▶ _PROBLEM TO SOLVE_
Select, from the data, each line where "Rajčata" occurs.
——
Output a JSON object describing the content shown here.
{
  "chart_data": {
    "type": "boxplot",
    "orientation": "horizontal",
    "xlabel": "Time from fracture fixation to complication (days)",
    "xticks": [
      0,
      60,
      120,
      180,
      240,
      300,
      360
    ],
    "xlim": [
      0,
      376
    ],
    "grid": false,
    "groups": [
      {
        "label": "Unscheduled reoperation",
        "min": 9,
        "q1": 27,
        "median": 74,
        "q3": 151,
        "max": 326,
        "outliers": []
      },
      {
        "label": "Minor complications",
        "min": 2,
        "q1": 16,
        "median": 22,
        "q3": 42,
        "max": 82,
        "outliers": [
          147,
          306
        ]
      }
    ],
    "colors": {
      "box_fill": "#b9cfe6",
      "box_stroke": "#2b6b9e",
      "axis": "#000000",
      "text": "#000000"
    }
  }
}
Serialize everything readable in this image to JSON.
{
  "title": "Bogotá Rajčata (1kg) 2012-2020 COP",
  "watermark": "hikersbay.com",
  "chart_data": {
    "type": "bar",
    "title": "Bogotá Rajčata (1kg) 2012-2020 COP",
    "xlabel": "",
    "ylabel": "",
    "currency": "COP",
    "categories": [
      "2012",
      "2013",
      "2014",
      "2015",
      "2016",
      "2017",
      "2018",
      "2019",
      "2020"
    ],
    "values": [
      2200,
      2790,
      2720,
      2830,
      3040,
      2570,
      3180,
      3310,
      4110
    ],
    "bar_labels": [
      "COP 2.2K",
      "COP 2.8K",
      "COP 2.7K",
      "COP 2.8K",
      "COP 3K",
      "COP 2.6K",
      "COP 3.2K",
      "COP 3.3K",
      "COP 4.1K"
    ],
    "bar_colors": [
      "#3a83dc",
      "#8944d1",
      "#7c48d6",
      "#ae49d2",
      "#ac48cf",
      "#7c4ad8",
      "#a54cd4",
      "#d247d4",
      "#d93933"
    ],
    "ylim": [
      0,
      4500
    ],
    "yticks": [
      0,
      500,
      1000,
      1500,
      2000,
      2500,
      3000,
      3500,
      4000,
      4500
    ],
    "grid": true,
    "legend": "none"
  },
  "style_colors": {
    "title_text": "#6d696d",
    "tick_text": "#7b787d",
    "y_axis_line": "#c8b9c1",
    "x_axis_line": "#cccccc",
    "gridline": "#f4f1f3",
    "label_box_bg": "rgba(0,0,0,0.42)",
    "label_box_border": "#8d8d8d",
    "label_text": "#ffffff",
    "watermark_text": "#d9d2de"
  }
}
——
▶ _RESULT_
  "title": "Bogotá Rajčata (1kg) 2012-2020 COP",
    "title": "Bogotá Rajčata (1kg) 2012-2020 COP",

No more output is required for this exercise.